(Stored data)
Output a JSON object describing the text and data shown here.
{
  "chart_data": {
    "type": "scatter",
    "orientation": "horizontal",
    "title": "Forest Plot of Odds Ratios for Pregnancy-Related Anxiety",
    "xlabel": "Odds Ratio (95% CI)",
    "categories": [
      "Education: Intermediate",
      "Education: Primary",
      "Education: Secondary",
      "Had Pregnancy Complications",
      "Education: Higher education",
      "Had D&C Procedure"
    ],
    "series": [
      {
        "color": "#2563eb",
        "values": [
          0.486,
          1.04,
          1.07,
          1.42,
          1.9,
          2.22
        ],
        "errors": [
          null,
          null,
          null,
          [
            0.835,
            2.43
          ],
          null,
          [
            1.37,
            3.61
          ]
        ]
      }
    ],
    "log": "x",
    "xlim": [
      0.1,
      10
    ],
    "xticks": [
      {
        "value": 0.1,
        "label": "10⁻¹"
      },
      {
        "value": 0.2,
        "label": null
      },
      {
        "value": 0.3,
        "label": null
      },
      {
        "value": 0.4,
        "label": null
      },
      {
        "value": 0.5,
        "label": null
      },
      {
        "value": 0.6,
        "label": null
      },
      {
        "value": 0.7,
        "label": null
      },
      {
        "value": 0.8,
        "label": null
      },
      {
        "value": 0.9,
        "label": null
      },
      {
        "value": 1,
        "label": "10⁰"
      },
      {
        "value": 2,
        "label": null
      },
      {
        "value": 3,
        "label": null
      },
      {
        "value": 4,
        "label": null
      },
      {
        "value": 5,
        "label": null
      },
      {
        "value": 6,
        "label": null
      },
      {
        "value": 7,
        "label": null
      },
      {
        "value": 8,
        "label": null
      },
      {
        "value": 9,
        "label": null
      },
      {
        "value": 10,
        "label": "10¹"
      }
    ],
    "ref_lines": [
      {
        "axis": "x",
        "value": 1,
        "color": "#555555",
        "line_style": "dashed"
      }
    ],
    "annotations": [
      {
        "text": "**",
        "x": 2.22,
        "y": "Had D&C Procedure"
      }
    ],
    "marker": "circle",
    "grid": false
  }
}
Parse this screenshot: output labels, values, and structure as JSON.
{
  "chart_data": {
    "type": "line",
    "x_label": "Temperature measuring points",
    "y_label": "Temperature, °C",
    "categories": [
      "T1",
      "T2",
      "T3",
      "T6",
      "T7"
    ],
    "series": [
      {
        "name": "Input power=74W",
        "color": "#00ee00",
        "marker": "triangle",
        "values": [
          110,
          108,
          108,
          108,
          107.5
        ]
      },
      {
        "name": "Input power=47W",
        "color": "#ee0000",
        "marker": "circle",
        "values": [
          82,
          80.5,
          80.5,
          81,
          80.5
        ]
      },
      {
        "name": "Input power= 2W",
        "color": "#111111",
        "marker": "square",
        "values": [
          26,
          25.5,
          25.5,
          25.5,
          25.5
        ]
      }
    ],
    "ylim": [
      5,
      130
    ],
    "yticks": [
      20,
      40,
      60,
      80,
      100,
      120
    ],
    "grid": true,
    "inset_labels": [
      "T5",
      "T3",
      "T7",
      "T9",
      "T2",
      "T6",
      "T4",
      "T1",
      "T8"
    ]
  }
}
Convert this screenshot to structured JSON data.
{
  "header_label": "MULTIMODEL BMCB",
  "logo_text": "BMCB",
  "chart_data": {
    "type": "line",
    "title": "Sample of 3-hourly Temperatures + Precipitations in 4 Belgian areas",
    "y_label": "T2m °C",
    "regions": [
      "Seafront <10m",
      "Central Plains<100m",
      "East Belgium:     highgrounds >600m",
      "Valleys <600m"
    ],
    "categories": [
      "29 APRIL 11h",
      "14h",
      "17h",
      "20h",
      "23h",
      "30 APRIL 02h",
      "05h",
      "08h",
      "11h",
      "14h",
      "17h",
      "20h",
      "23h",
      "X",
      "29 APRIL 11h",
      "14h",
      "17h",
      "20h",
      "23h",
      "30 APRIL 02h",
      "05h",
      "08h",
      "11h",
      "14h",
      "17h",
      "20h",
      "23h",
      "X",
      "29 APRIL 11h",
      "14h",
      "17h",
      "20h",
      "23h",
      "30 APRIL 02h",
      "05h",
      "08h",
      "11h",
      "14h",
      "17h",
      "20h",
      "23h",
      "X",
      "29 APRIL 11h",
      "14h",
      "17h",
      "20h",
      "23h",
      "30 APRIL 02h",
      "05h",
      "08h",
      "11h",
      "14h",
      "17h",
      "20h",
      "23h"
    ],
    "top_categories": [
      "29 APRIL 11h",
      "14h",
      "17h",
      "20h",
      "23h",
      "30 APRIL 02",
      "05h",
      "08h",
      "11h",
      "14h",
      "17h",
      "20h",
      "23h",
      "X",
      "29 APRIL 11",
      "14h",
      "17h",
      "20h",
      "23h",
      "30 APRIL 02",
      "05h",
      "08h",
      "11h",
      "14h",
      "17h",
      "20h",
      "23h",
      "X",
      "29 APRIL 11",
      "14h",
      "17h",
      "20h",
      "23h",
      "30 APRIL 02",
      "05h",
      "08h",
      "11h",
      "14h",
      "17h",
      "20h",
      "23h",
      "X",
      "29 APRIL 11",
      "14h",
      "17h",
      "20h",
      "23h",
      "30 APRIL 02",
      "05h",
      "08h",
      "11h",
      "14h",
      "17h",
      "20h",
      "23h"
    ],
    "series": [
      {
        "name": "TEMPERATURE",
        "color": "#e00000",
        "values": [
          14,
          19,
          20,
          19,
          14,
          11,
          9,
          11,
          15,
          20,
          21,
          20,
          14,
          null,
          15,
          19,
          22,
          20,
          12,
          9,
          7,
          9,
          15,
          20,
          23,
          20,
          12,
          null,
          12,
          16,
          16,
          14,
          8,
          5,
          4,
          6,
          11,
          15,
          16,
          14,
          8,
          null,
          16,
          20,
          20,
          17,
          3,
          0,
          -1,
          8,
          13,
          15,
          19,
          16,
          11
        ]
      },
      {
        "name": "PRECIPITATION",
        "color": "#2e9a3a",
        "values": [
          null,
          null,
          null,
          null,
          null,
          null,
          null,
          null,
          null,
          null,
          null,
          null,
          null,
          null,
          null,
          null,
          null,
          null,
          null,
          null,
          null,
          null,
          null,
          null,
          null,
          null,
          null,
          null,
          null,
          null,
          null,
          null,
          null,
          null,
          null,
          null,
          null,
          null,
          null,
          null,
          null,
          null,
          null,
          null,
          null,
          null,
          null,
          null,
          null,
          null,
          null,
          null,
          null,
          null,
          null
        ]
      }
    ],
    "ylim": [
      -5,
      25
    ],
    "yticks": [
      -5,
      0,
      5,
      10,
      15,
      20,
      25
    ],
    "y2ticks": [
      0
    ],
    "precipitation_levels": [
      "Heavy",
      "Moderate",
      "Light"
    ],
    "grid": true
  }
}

■ Work instructions ■
Retype all of the material above with every character intact.

■ Written response ■
Output a JSON object describing the text and data shown here.
{
  "chart_data": {
    "type": "scatter",
    "orientation": "horizontal",
    "title": "Forest Plot of Odds Ratios for Pregnancy-Related Anxiety",
    "xlabel": "Odds Ratio (95% CI)",
    "categories": [
      "Education: Intermediate",
      "Education: Primary",
      "Education: Secondary",
      "Had Pregnancy Complications",
      "Education: Higher education",
      "Had D&C Procedure"
    ],
    "series": [
      {
        "color": "#2563eb",
        "values": [
          0.486,
          1.04,
          1.07,
          1.42,
          1.9,
          2.22
        ],
        "errors": [
          null,
          null,
          null,
          [
            0.835,
            2.43
          ],
          null,
          [
            1.37,
            3.61
          ]
        ]
      }
    ],
    "log": "x",
    "xlim": [
      0.1,
      10
    ],
    "xticks": [
      {
        "value": 0.1,
        "label": "10⁻¹"
      },
      {
        "value": 0.2,
        "label": null
      },
      {
        "value": 0.3,
        "label": null
      },
      {
        "value": 0.4,
        "label": null
      },
      {
        "value": 0.5,
        "label": null
      },
      {
        "value": 0.6,
        "label": null
      },
      {
        "value": 0.7,
        "label": null
      },
      {
        "value": 0.8,
        "label": null
      },
      {
        "value": 0.9,
        "label": null
      },
      {
        "value": 1,
        "label": "10⁰"
      },
      {
        "value": 2,
        "label": null
      },
      {
        "value": 3,
        "label": null
      },
      {
        "value": 4,
        "label": null
      },
      {
        "value": 5,
        "label": null
      },
      {
        "value": 6,
        "label": null
      },
      {
        "value": 7,
        "label": null
      },
      {
        "value": 8,
        "label": null
      },
      {
        "value": 9,
        "label": null
      },
      {
        "value": 10,
        "label": "10¹"
      }
    ],
    "ref_lines": [
      {
        "axis": "x",
        "value": 1,
        "color": "#555555",
        "line_style": "dashed"
      }
    ],
    "annotations": [
      {
        "text": "**",
        "x": 2.22,
        "y": "Had D&C Procedure"
      }
    ],
    "marker": "circle",
    "grid": false
  }
}
Parse this screenshot: output labels, values, and structure as JSON.
{
  "chart_data": {
    "type": "line",
    "x_label": "Temperature measuring points",
    "y_label": "Temperature, °C",
    "categories": [
      "T1",
      "T2",
      "T3",
      "T6",
      "T7"
    ],
    "series": [
      {
        "name": "Input power=74W",
        "color": "#00ee00",
        "marker": "triangle",
        "values": [
          110,
          108,
          108,
          108,
          107.5
        ]
      },
      {
        "name": "Input power=47W",
        "color": "#ee0000",
        "marker": "circle",
        "values": [
          82,
          80.5,
          80.5,
          81,
          80.5
        ]
      },
      {
        "name": "Input power= 2W",
        "color": "#111111",
        "marker": "square",
        "values": [
          26,
          25.5,
          25.5,
          25.5,
          25.5
        ]
      }
    ],
    "ylim": [
      5,
      130
    ],
    "yticks": [
      20,
      40,
      60,
      80,
      100,
      120
    ],
    "grid": true,
    "inset_labels": [
      "T5",
      "T3",
      "T7",
      "T9",
      "T2",
      "T6",
      "T4",
      "T1",
      "T8"
    ]
  }
}
Convert this screenshot to structured JSON data.
{
  "header_label": "MULTIMODEL BMCB",
  "logo_text": "BMCB",
  "chart_data": {
    "type": "line",
    "title": "Sample of 3-hourly Temperatures + Precipitations in 4 Belgian areas",
    "y_label": "T2m °C",
    "regions": [
      "Seafront <10m",
      "Central Plains<100m",
      "East Belgium:     highgrounds >600m",
      "Valleys <600m"
    ],
    "categories": [
      "29 APRIL 11h",
      "14h",
      "17h",
      "20h",
      "23h",
      "30 APRIL 02h",
      "05h",
      "08h",
      "11h",
      "14h",
      "17h",
      "20h",
      "23h",
      "X",
      "29 APRIL 11h",
      "14h",
      "17h",
      "20h",
      "23h",
      "30 APRIL 02h",
      "05h",
      "08h",
      "11h",
      "14h",
      "17h",
      "20h",
      "23h",
      "X",
      "29 APRIL 11h",
      "14h",
      "17h",
      "20h",
      "23h",
      "30 APRIL 02h",
      "05h",
      "08h",
      "11h",
      "14h",
      "17h",
      "20h",
      "23h",
      "X",
      "29 APRIL 11h",
      "14h",
      "17h",
      "20h",
      "23h",
      "30 APRIL 02h",
      "05h",
      "08h",
      "11h",
      "14h",
      "17h",
      "20h",
      "23h"
    ],
    "top_categories": [
      "29 APRIL 11h",
      "14h",
      "17h",
      "20h",
      "23h",
      "30 APRIL 02",
      "05h",
      "08h",
      "11h",
      "14h",
      "17h",
      "20h",
      "23h",
      "X",
      "29 APRIL 11",
      "14h",
      "17h",
      "20h",
      "23h",
      "30 APRIL 02",
      "05h",
      "08h",
      "11h",
      "14h",
      "17h",
      "20h",
      "23h",
      "X",
      "29 APRIL 11",
      "14h",
      "17h",
      "20h",
      "23h",
      "30 APRIL 02",
      "05h",
      "08h",
      "11h",
      "14h",
      "17h",
      "20h",
      "23h",
      "X",
      "29 APRIL 11",
      "14h",
      "17h",
      "20h",
      "23h",
      "30 APRIL 02",
      "05h",
      "08h",
      "11h",
      "14h",
      "17h",
      "20h",
      "23h"
    ],
    "series": [
      {
        "name": "TEMPERATURE",
        "color": "#e00000",
        "values": [
          14,
          19,
          20,
          19,
          14,
          11,
          9,
          11,
          15,
          20,
          21,
          20,
          14,
          null,
          15,
          19,
          22,
          20,
          12,
          9,
          7,
          9,
          15,
          20,
          23,
          20,
          12,
          null,
          12,
          16,
          16,
          14,
          8,
          5,
          4,
          6,
          11,
          15,
          16,
          14,
          8,
          null,
          16,
          20,
          20,
          17,
          3,
          0,
          -1,
          8,
          13,
          15,
          19,
          16,
          11
        ]
      },
      {
        "name": "PRECIPITATION",
        "color": "#2e9a3a",
        "values": [
          null,
          null,
          null,
          null,
          null,
          null,
          null,
          null,
          null,
          null,
          null,
          null,
          null,
          null,
          null,
          null,
          null,
          null,
          null,
          null,
          null,
          null,
          null,
          null,
          null,
          null,
          null,
          null,
          null,
          null,
          null,
          null,
          null,
          null,
          null,
          null,
          null,
          null,
          null,
          null,
          null,
          null,
          null,
          null,
          null,
          null,
          null,
          null,
          null,
          null,
          null,
          null,
          null,
          null,
          null
        ]
      }
    ],
    "ylim": [
      -5,
      25
    ],
    "yticks": [
      -5,
      0,
      5,
      10,
      15,
      20,
      25
    ],
    "y2ticks": [
      0
    ],
    "precipitation_levels": [
      "Heavy",
      "Moderate",
      "Light"
    ],
    "grid": true
  }
}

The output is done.